Could you reproduce every line of the data below, character for character, without changing or leaving anything out?
— start —
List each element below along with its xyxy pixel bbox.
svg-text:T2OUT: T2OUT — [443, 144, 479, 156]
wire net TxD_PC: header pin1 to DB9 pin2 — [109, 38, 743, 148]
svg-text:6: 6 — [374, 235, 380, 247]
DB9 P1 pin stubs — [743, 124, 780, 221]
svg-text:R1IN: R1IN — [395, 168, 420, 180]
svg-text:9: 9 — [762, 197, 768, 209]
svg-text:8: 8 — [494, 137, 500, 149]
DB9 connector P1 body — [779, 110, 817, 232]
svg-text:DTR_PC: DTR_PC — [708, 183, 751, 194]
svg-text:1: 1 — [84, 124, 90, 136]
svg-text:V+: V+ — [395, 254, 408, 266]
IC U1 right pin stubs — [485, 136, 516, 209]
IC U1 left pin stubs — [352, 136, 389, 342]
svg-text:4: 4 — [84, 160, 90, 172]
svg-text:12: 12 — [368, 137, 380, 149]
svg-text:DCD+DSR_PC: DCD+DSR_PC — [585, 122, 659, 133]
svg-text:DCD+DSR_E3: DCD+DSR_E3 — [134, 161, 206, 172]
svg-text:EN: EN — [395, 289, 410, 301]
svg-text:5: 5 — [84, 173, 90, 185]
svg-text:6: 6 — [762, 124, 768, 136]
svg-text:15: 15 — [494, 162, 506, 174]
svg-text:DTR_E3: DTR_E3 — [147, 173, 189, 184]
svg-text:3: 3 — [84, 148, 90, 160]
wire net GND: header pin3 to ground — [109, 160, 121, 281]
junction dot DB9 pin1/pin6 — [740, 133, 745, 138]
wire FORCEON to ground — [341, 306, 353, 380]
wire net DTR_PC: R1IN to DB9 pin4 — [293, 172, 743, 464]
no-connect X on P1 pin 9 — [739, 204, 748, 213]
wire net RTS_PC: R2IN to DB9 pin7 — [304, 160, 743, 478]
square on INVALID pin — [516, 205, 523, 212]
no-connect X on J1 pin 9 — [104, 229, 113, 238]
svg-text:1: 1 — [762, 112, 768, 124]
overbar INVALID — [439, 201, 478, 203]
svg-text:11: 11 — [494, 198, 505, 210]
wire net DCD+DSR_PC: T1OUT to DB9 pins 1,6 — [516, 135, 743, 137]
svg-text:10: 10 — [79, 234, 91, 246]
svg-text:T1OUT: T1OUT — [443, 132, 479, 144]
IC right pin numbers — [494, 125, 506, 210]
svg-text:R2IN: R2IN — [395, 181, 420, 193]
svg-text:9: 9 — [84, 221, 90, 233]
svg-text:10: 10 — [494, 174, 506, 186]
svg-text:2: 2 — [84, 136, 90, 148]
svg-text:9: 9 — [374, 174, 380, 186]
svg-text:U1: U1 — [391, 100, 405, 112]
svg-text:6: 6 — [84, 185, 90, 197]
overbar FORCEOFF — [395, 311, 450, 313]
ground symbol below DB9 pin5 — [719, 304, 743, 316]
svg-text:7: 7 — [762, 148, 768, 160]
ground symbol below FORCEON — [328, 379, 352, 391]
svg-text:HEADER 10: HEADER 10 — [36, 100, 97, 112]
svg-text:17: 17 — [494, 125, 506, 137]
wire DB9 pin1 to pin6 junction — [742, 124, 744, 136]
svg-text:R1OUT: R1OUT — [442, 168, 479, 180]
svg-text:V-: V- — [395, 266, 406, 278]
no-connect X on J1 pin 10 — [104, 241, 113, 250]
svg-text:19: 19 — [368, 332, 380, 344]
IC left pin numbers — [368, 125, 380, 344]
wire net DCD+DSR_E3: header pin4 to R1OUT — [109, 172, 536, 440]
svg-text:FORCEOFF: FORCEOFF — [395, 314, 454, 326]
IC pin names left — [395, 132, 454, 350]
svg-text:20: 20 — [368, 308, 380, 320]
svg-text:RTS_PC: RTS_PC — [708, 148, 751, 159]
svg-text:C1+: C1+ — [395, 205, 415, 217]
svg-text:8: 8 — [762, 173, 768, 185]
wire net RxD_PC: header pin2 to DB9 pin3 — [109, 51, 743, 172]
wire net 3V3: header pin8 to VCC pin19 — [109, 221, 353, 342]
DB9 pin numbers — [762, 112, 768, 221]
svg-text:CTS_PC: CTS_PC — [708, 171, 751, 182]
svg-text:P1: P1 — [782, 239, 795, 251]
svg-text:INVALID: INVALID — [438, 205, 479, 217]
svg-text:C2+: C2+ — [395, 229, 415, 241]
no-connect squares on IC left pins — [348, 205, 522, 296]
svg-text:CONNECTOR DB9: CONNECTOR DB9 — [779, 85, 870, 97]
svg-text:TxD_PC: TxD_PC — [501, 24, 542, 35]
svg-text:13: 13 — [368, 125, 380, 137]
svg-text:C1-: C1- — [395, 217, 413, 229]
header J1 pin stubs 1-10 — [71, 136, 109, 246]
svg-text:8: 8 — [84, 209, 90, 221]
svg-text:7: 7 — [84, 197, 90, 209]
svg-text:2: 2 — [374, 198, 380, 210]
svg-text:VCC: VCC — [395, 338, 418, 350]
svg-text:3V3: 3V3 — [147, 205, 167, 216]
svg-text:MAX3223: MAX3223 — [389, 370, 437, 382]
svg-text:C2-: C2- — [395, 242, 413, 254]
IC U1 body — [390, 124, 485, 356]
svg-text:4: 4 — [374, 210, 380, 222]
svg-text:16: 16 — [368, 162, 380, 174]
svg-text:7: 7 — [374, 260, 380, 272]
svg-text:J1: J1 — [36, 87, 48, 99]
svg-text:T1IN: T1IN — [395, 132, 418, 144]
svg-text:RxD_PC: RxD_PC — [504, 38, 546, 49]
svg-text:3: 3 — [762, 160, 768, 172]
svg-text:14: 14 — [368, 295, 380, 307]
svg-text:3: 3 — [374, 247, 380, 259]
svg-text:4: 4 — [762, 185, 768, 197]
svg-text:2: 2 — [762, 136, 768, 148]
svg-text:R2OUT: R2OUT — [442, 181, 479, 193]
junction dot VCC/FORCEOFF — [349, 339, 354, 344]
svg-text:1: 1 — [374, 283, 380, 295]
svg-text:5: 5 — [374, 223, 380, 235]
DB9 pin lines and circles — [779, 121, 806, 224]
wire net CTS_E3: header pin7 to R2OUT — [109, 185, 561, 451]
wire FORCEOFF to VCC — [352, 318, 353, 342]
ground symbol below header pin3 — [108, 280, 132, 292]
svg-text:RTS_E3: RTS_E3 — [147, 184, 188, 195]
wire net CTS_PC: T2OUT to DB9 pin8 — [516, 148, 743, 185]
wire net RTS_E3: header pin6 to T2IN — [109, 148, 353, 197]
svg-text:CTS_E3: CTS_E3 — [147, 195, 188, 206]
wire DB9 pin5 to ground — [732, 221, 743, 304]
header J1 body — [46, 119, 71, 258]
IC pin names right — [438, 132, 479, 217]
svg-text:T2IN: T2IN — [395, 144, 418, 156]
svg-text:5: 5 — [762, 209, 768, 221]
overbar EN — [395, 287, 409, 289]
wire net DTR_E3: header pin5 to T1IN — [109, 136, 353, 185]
— end —
# SOLUTION
List each element below along with its xyxy pixel bbox.
svg-text:T2OUT: T2OUT — [443, 144, 479, 156]
wire net TxD_PC: header pin1 to DB9 pin2 — [109, 38, 743, 148]
svg-text:6: 6 — [374, 235, 380, 247]
DB9 P1 pin stubs — [743, 124, 780, 221]
svg-text:R1IN: R1IN — [395, 168, 420, 180]
svg-text:9: 9 — [762, 197, 768, 209]
svg-text:8: 8 — [494, 137, 500, 149]
DB9 connector P1 body — [779, 110, 817, 232]
svg-text:DTR_PC: DTR_PC — [708, 183, 751, 194]
svg-text:1: 1 — [84, 124, 90, 136]
svg-text:V+: V+ — [395, 254, 408, 266]
IC U1 right pin stubs — [485, 136, 516, 209]
IC U1 left pin stubs — [352, 136, 389, 342]
svg-text:4: 4 — [84, 160, 90, 172]
svg-text:12: 12 — [368, 137, 380, 149]
svg-text:DCD+DSR_PC: DCD+DSR_PC — [585, 122, 659, 133]
svg-text:DCD+DSR_E3: DCD+DSR_E3 — [134, 161, 206, 172]
svg-text:EN: EN — [395, 289, 410, 301]
svg-text:5: 5 — [84, 173, 90, 185]
svg-text:6: 6 — [762, 124, 768, 136]
svg-text:15: 15 — [494, 162, 506, 174]
svg-text:DTR_E3: DTR_E3 — [147, 173, 189, 184]
svg-text:3: 3 — [84, 148, 90, 160]
wire net GND: header pin3 to ground — [109, 160, 121, 281]
junction dot DB9 pin1/pin6 — [740, 133, 745, 138]
wire FORCEON to ground — [341, 306, 353, 380]
wire net DTR_PC: R1IN to DB9 pin4 — [293, 172, 743, 464]
no-connect X on P1 pin 9 — [739, 204, 748, 213]
wire net RTS_PC: R2IN to DB9 pin7 — [304, 160, 743, 478]
square on INVALID pin — [516, 205, 523, 212]
no-connect X on J1 pin 9 — [104, 229, 113, 238]
svg-text:1: 1 — [762, 112, 768, 124]
overbar INVALID — [439, 201, 478, 203]
svg-text:11: 11 — [494, 198, 505, 210]
wire net DCD+DSR_PC: T1OUT to DB9 pins 1,6 — [516, 135, 743, 137]
svg-text:10: 10 — [79, 234, 91, 246]
svg-text:T1OUT: T1OUT — [443, 132, 479, 144]
IC right pin numbers — [494, 125, 506, 210]
svg-text:R2IN: R2IN — [395, 181, 420, 193]
svg-text:9: 9 — [84, 221, 90, 233]
svg-text:10: 10 — [494, 174, 506, 186]
svg-text:2: 2 — [84, 136, 90, 148]
svg-text:9: 9 — [374, 174, 380, 186]
svg-text:U1: U1 — [391, 100, 405, 112]
svg-text:6: 6 — [84, 185, 90, 197]
overbar FORCEOFF — [395, 311, 450, 313]
ground symbol below DB9 pin5 — [719, 304, 743, 316]
svg-text:7: 7 — [762, 148, 768, 160]
ground symbol below FORCEON — [328, 379, 352, 391]
svg-text:HEADER 10: HEADER 10 — [36, 100, 97, 112]
svg-text:17: 17 — [494, 125, 506, 137]
wire DB9 pin1 to pin6 junction — [742, 124, 744, 136]
svg-text:R1OUT: R1OUT — [442, 168, 479, 180]
svg-text:V-: V- — [395, 266, 406, 278]
no-connect X on J1 pin 10 — [104, 241, 113, 250]
svg-text:19: 19 — [368, 332, 380, 344]
IC left pin numbers — [368, 125, 380, 344]
wire net DCD+DSR_E3: header pin4 to R1OUT — [109, 172, 536, 440]
svg-text:FORCEOFF: FORCEOFF — [395, 314, 454, 326]
IC pin names left — [395, 132, 454, 350]
svg-text:20: 20 — [368, 308, 380, 320]
svg-text:RTS_PC: RTS_PC — [708, 148, 751, 159]
svg-text:C1+: C1+ — [395, 205, 415, 217]
svg-text:8: 8 — [762, 173, 768, 185]
wire net RxD_PC: header pin2 to DB9 pin3 — [109, 51, 743, 172]
wire net 3V3: header pin8 to VCC pin19 — [109, 221, 353, 342]
DB9 pin numbers — [762, 112, 768, 221]
svg-text:CTS_PC: CTS_PC — [708, 171, 751, 182]
svg-text:P1: P1 — [782, 239, 795, 251]
svg-text:INVALID: INVALID — [438, 205, 479, 217]
svg-text:C2+: C2+ — [395, 229, 415, 241]
no-connect squares on IC left pins — [348, 205, 522, 296]
svg-text:CONNECTOR DB9: CONNECTOR DB9 — [779, 85, 870, 97]
svg-text:TxD_PC: TxD_PC — [501, 24, 542, 35]
svg-text:13: 13 — [368, 125, 380, 137]
svg-text:C1-: C1- — [395, 217, 413, 229]
header J1 pin stubs 1-10 — [71, 136, 109, 246]
svg-text:8: 8 — [84, 209, 90, 221]
svg-text:7: 7 — [84, 197, 90, 209]
svg-text:2: 2 — [374, 198, 380, 210]
svg-text:VCC: VCC — [395, 338, 418, 350]
svg-text:3V3: 3V3 — [147, 205, 167, 216]
svg-text:MAX3223: MAX3223 — [389, 370, 437, 382]
svg-text:C2-: C2- — [395, 242, 413, 254]
IC U1 body — [390, 124, 485, 356]
svg-text:4: 4 — [374, 210, 380, 222]
svg-text:16: 16 — [368, 162, 380, 174]
svg-text:7: 7 — [374, 260, 380, 272]
svg-text:J1: J1 — [36, 87, 48, 99]
svg-text:T1IN: T1IN — [395, 132, 418, 144]
svg-text:RxD_PC: RxD_PC — [504, 38, 546, 49]
svg-text:3: 3 — [762, 160, 768, 172]
svg-text:14: 14 — [368, 295, 380, 307]
svg-text:3: 3 — [374, 247, 380, 259]
svg-text:4: 4 — [762, 185, 768, 197]
svg-text:2: 2 — [762, 136, 768, 148]
svg-text:R2OUT: R2OUT — [442, 181, 479, 193]
junction dot VCC/FORCEOFF — [349, 339, 354, 344]
svg-text:1: 1 — [374, 283, 380, 295]
svg-text:5: 5 — [374, 223, 380, 235]
DB9 pin lines and circles — [779, 121, 806, 224]
wire net CTS_E3: header pin7 to R2OUT — [109, 185, 561, 451]
wire FORCEOFF to VCC — [352, 318, 353, 342]
ground symbol below header pin3 — [108, 280, 132, 292]
svg-text:RTS_E3: RTS_E3 — [147, 184, 188, 195]
wire net CTS_PC: T2OUT to DB9 pin8 — [516, 148, 743, 185]
wire net RTS_E3: header pin6 to T2IN — [109, 148, 353, 197]
svg-text:CTS_E3: CTS_E3 — [147, 195, 188, 206]
wire DB9 pin5 to ground — [732, 221, 743, 304]
header J1 body — [46, 119, 71, 258]
IC pin names right — [438, 132, 479, 217]
svg-text:T2IN: T2IN — [395, 144, 418, 156]
svg-text:5: 5 — [762, 209, 768, 221]
overbar EN — [395, 287, 409, 289]
wire net DTR_E3: header pin5 to T1IN — [109, 136, 353, 185]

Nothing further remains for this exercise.